• _WHAT YOU NEED TO DO_
Locate the string "panel" in the records below. Copy every line where it occurs.

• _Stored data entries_
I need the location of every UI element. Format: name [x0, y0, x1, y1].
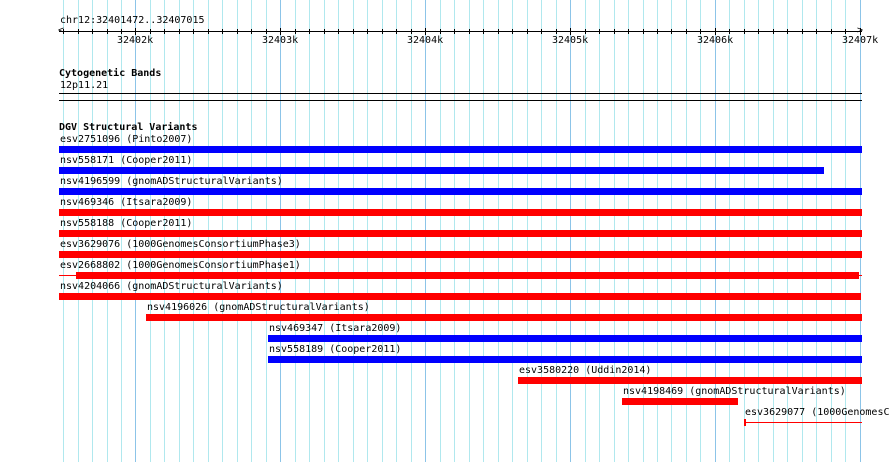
- ruler-tick: [643, 29, 644, 34]
- genome-browser-panel: chr12:32401472..32407015 <>32402k32403k3…: [0, 0, 890, 462]
- ruler-tick: [237, 29, 238, 34]
- ruler-tick: [744, 29, 745, 34]
- ruler-tick: [164, 29, 165, 34]
- feature-label: esv3580220 (Uddin2014): [519, 365, 652, 376]
- ruler-tick: [816, 29, 817, 34]
- feature-label: nsv558188 (Cooper2011): [60, 218, 193, 229]
- ruler-tick: [353, 29, 354, 34]
- ruler-tick-label: 32403k: [262, 35, 299, 46]
- feature-bar[interactable]: [146, 314, 862, 321]
- ruler-tick: [121, 29, 122, 34]
- ruler-tick: [556, 29, 557, 34]
- feature-label: nsv558171 (Cooper2011): [60, 155, 193, 166]
- ruler-tick: [541, 29, 542, 34]
- feature-bar[interactable]: [59, 230, 862, 237]
- ruler-tick: [686, 29, 687, 34]
- feature-bar[interactable]: [76, 272, 859, 279]
- feature-bar[interactable]: [268, 356, 862, 363]
- ruler-tick: [382, 29, 383, 34]
- feature-bar[interactable]: [59, 167, 824, 174]
- ruler-tick: [657, 29, 658, 34]
- ruler-tick-label: 32404k: [407, 35, 444, 46]
- ruler-tick: [700, 29, 701, 34]
- feature-label: nsv558189 (Cooper2011): [269, 344, 402, 355]
- feature-label: nsv469347 (Itsara2009): [269, 323, 402, 334]
- ruler-tick: [628, 29, 629, 34]
- ruler-tick: [309, 29, 310, 34]
- ruler-tick: [222, 29, 223, 34]
- ruler-tick: [266, 29, 267, 34]
- ruler-tick-label: 32405k: [552, 35, 589, 46]
- ruler-tick: [295, 29, 296, 34]
- ruler-tick: [787, 29, 788, 34]
- feature-bar[interactable]: [59, 209, 862, 216]
- ruler-tick: [498, 29, 499, 34]
- ruler-tick: [440, 29, 441, 34]
- feature-bar[interactable]: [268, 335, 862, 342]
- ruler-tick: [208, 29, 209, 34]
- feature-label: esv2668802 (1000GenomesConsortiumPhase1): [60, 260, 301, 271]
- ruler-tick: [280, 28, 281, 35]
- ruler-tick: [150, 29, 151, 34]
- feature-label: nsv4196026 (gnomADStructuralVariants): [147, 302, 370, 313]
- ruler-tick: [135, 28, 136, 35]
- feature-bar[interactable]: [59, 251, 862, 258]
- ruler-tick: [831, 29, 832, 34]
- ruler-tick: [729, 29, 730, 34]
- feature-bar[interactable]: [59, 146, 862, 153]
- feature-label: nsv4196599 (gnomADStructuralVariants): [60, 176, 283, 187]
- ruler-tick: [860, 28, 861, 35]
- ruler-tick: [396, 29, 397, 34]
- dgv-track-title: DGV Structural Variants: [59, 122, 198, 133]
- ruler-tick: [512, 29, 513, 34]
- feature-bar[interactable]: [518, 377, 862, 384]
- ruler-tick: [715, 28, 716, 35]
- ruler-tick: [614, 29, 615, 34]
- ruler-tick: [773, 29, 774, 34]
- feature-label: nsv4198469 (gnomADStructuralVariants): [623, 386, 846, 397]
- ruler-tick: [802, 29, 803, 34]
- feature-label: esv3629077 (1000GenomesConsortiumPhase3): [745, 407, 890, 418]
- ruler-tick-label: 32406k: [697, 35, 734, 46]
- ruler-tick-label: 32402k: [117, 35, 154, 46]
- ruler-tick: [845, 29, 846, 34]
- cytoband-label: 12p11.21: [60, 80, 109, 91]
- location-label: chr12:32401472..32407015: [60, 15, 205, 26]
- ruler-tick-label: 32407k: [842, 35, 879, 46]
- ruler-tick: [454, 29, 455, 34]
- feature-label: esv2751096 (Pinto2007): [60, 134, 193, 145]
- ruler-tick: [469, 29, 470, 34]
- ruler-tick: [483, 29, 484, 34]
- cytoband-track-title: Cytogenetic Bands: [59, 68, 162, 79]
- ruler-tick: [78, 29, 79, 34]
- ruler-tick: [251, 29, 252, 34]
- cytoband-outline-top: [59, 93, 862, 94]
- ruler-tick: [599, 29, 600, 34]
- ruler-tick: [570, 28, 571, 35]
- feature-label: nsv469346 (Itsara2009): [60, 197, 193, 208]
- ruler-tick: [107, 29, 108, 34]
- ruler-tick: [179, 29, 180, 34]
- feature-bar[interactable]: [622, 398, 738, 405]
- feature-label: nsv4204066 (gnomADStructuralVariants): [60, 281, 283, 292]
- ruler-tick: [758, 29, 759, 34]
- ruler-tick: [411, 29, 412, 34]
- ruler-tick: [527, 29, 528, 34]
- ruler-tick: [585, 29, 586, 34]
- feature-bar[interactable]: [59, 293, 861, 300]
- ruler-tick: [425, 28, 426, 35]
- ruler-tick: [92, 29, 93, 34]
- feature-start-tick: [744, 419, 746, 426]
- feature-line[interactable]: [744, 422, 862, 423]
- ruler-tick: [63, 29, 64, 34]
- ruler-tick: [671, 29, 672, 34]
- ruler-tick: [193, 29, 194, 34]
- feature-bar[interactable]: [59, 188, 862, 195]
- cytoband-outline-bottom: [59, 100, 862, 101]
- ruler-tick: [367, 29, 368, 34]
- feature-label: esv3629076 (1000GenomesConsortiumPhase3): [60, 239, 301, 250]
- ruler-tick: [338, 29, 339, 34]
- ruler-tick: [324, 29, 325, 34]
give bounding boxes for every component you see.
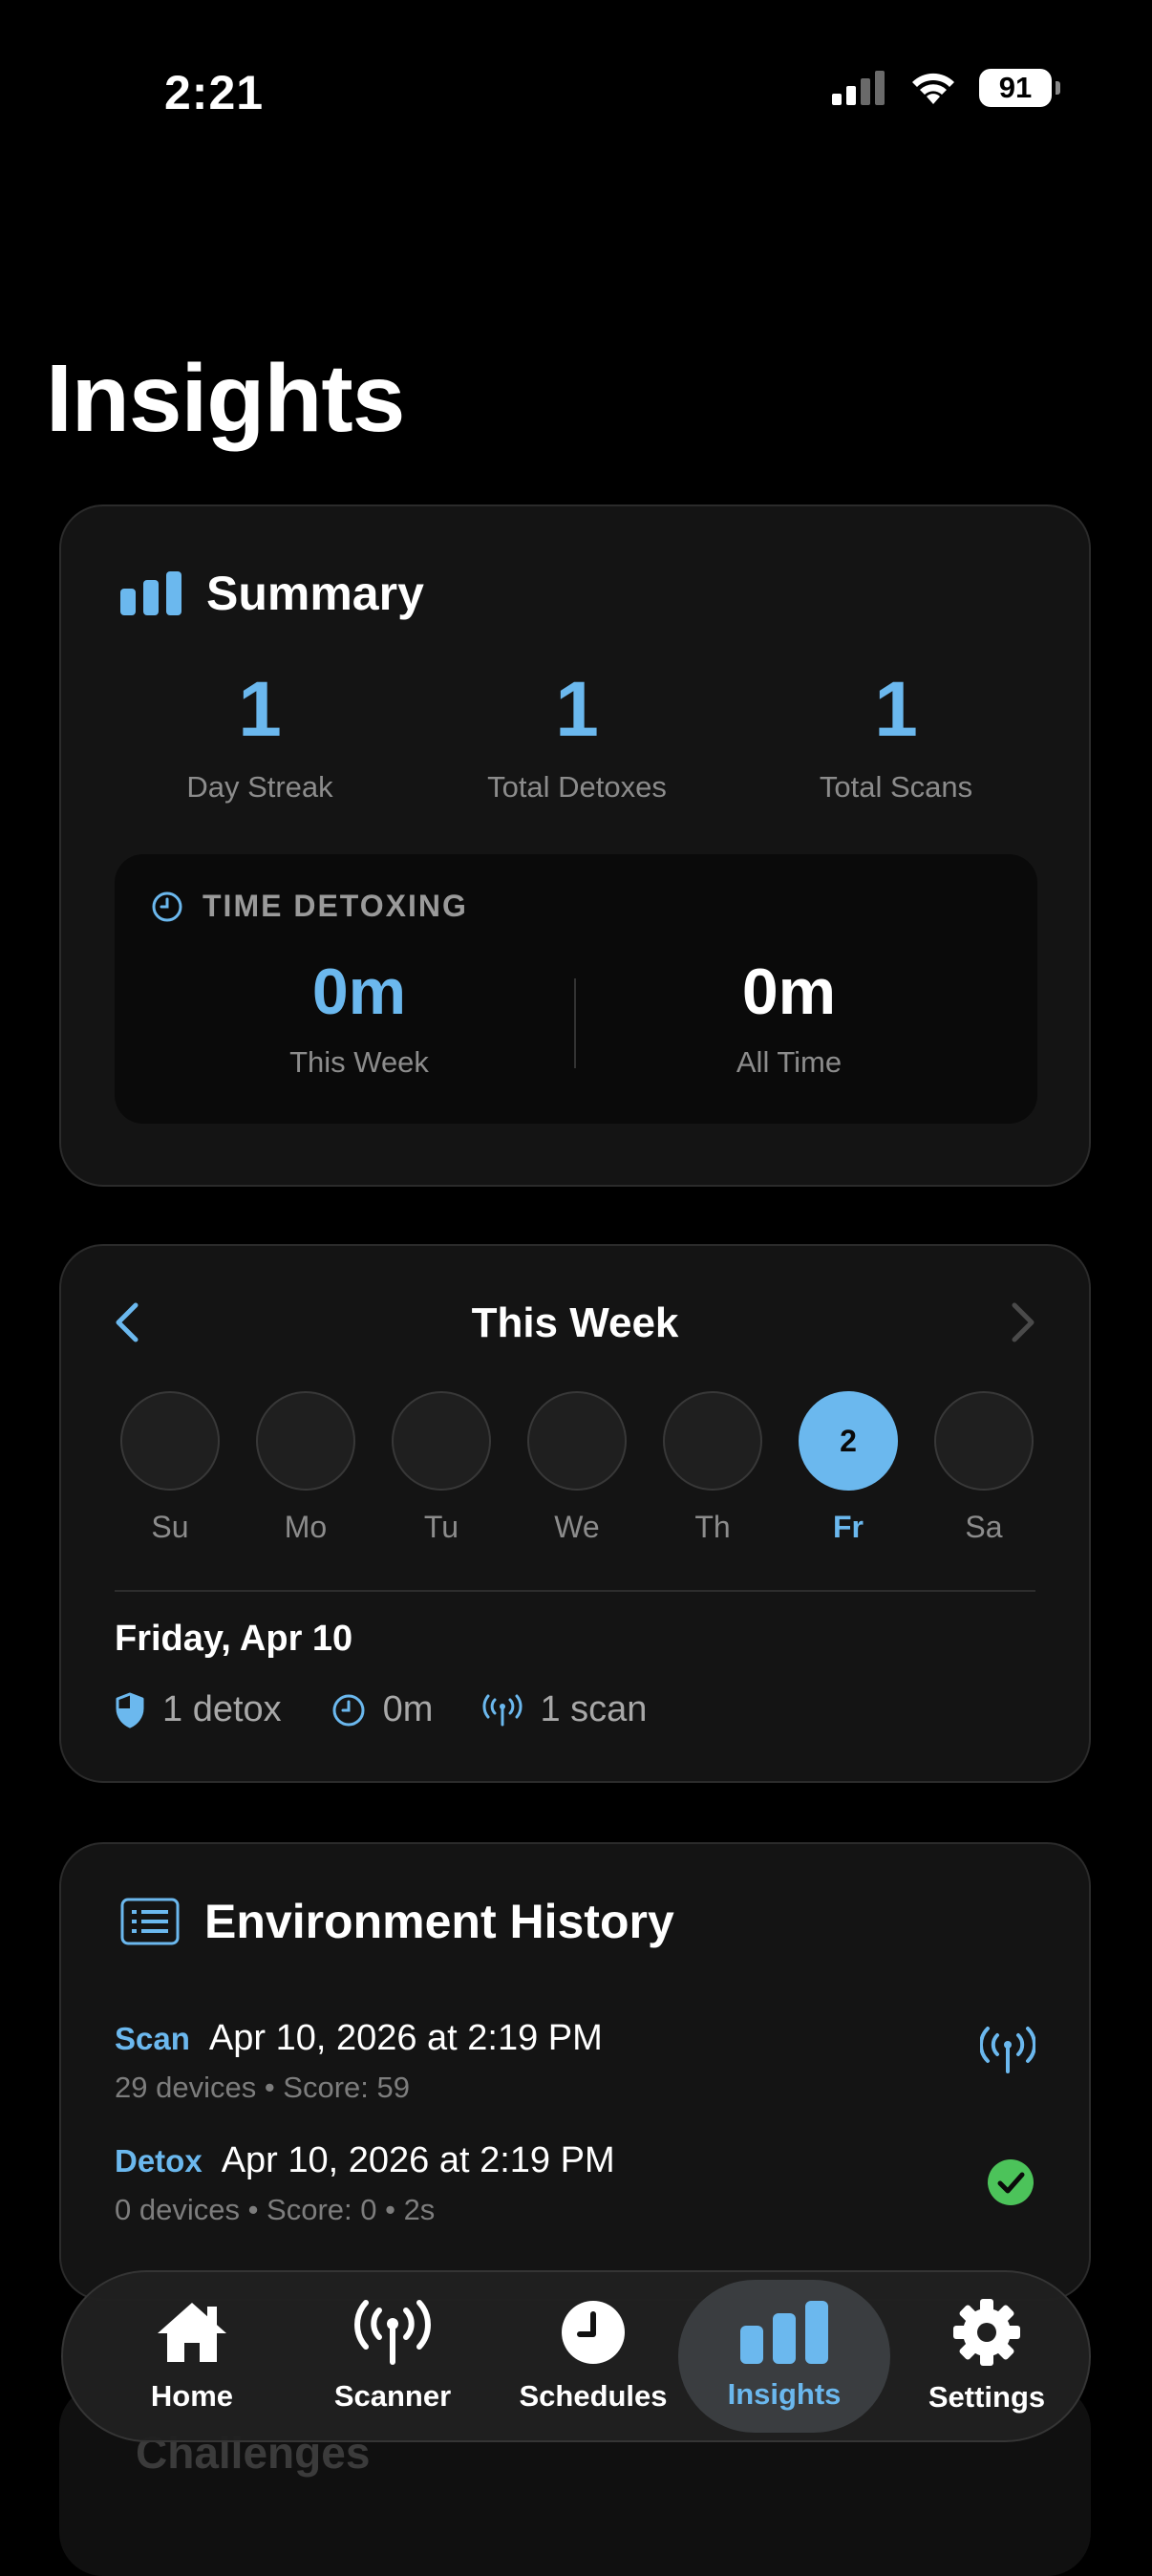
day-circle [663,1391,762,1491]
detox-text: 1 detox [162,1689,282,1729]
all-time-label: All Time [736,1045,843,1079]
antenna-icon [483,1694,523,1726]
stat-label: Day Streak [186,770,333,804]
stat-total-scans: 1 Total Scans [734,671,1058,805]
antenna-icon [354,2300,431,2365]
day-circle [934,1391,1034,1491]
environment-history-header: Environment History [120,1894,674,1949]
gear-icon [953,2299,1020,2366]
divider [115,1590,1035,1592]
tab-label: Insights [727,2377,842,2411]
day-circle [392,1391,491,1491]
day-label: We [554,1510,600,1544]
this-week-value: 0m [311,955,407,1028]
tab-settings[interactable]: Settings [896,2272,1077,2440]
time-detoxing-panel: TIME DETOXING 0m This Week 0m All Time [115,854,1037,1124]
tab-scanner[interactable]: Scanner [302,2272,483,2440]
day-circle-selected: 2 [799,1391,898,1491]
history-row[interactable]: Scan Apr 10, 2026 at 2:19 PM 29 devices … [115,2018,1037,2105]
day-time: 0m [331,1689,434,1730]
bar-chart-icon [120,571,181,615]
history-datetime: Apr 10, 2026 at 2:19 PM [221,2140,615,2180]
all-time-time: 0m All Time [608,959,971,1080]
day-label: Sa [965,1510,1003,1544]
stat-value: 1 [238,666,282,753]
week-card: This Week Su Mo Tu We Th 2 Fr Sa Friday,… [59,1244,1091,1783]
list-icon [120,1898,180,1945]
status-icons: 91 [832,69,1060,107]
divider [574,978,576,1068]
history-type: Scan [115,2021,190,2056]
environment-history-card: Environment History Scan Apr 10, 2026 at… [59,1842,1091,2301]
day-label: Su [151,1510,189,1544]
day-sunday[interactable]: Su [118,1391,222,1545]
check-circle-icon [986,2157,1035,2212]
stat-label: Total Scans [819,770,973,804]
tab-insights[interactable]: Insights [678,2280,890,2433]
stat-value: 1 [555,666,599,753]
day-saturday[interactable]: Sa [932,1391,1035,1545]
house-icon [158,2303,226,2362]
status-time: 2:21 [164,66,265,119]
time-detoxing-title: TIME DETOXING [203,889,468,923]
day-circle [527,1391,627,1491]
wifi-icon [912,73,954,104]
day-friday[interactable]: 2 Fr [797,1391,900,1545]
stat-total-detoxes: 1 Total Detoxes [415,671,739,805]
bar-chart-icon [740,2301,828,2364]
tab-bar: Home Scanner Schedules Insights Settings [61,2270,1091,2442]
history-detail: 0 devices • Score: 0 • 2s [115,2193,436,2226]
clock-icon [562,2301,625,2364]
tab-home[interactable]: Home [101,2272,283,2440]
day-label: Mo [284,1510,328,1544]
tab-label: Scanner [333,2379,452,2413]
this-week-label: This Week [289,1045,429,1079]
tab-label: Schedules [519,2379,668,2413]
tab-schedules[interactable]: Schedules [502,2272,684,2440]
day-circle [256,1391,355,1491]
selected-date: Friday, Apr 10 [115,1619,353,1659]
week-title: This Week [471,1299,679,1346]
history-detail: 29 devices • Score: 59 [115,2071,410,2104]
clock-icon [332,1694,365,1726]
summary-title: Summary [206,567,424,620]
tab-label: Settings [928,2380,1046,2414]
time-detoxing-header: TIME DETOXING [151,889,468,924]
summary-card: Summary 1 Day Streak 1 Total Detoxes 1 T… [59,504,1091,1187]
tab-label: Home [150,2379,234,2413]
day-thursday[interactable]: Th [661,1391,764,1545]
time-text: 0m [382,1689,434,1729]
week-days: Su Mo Tu We Th 2 Fr Sa [118,1391,1035,1545]
history-row[interactable]: Detox Apr 10, 2026 at 2:19 PM 0 devices … [115,2140,1035,2227]
day-monday[interactable]: Mo [254,1391,357,1545]
day-label: Tu [423,1510,459,1544]
day-detox-count: 1 detox [115,1689,282,1730]
all-time-value: 0m [741,955,837,1028]
clock-icon [152,891,182,921]
stat-value: 1 [874,666,918,753]
day-label: Th [694,1510,731,1544]
antenna-icon [978,2026,1037,2080]
page-title: Insights [46,345,405,452]
shield-icon [116,1692,144,1728]
day-circle [120,1391,220,1491]
day-label: Fr [833,1510,864,1544]
day-stats: 1 detox 0m 1 scan [115,1689,696,1730]
battery-indicator: 91 [979,69,1060,107]
scan-text: 1 scan [540,1689,648,1729]
summary-header: Summary [120,566,424,621]
cellular-signal-icon [832,71,885,105]
day-tuesday[interactable]: Tu [390,1391,493,1545]
stat-day-streak: 1 Day Streak [97,671,422,805]
environment-history-title: Environment History [204,1895,674,1948]
stat-label: Total Detoxes [487,770,667,804]
history-datetime: Apr 10, 2026 at 2:19 PM [208,2018,603,2058]
this-week-time: 0m This Week [178,959,541,1080]
chevron-right-icon[interactable] [1009,1301,1037,1354]
day-scan-count: 1 scan [482,1689,647,1730]
day-wednesday[interactable]: We [525,1391,629,1545]
history-type: Detox [115,2143,203,2179]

• _RESULT OF THIS TASK_
- genome-browser-panel: chr12:32401472..32407015 <>32402k32403k3…: [0, 0, 890, 462]
time-detoxing-panel: TIME DETOXING 0m This Week 0m All Time [115,854,1037,1124]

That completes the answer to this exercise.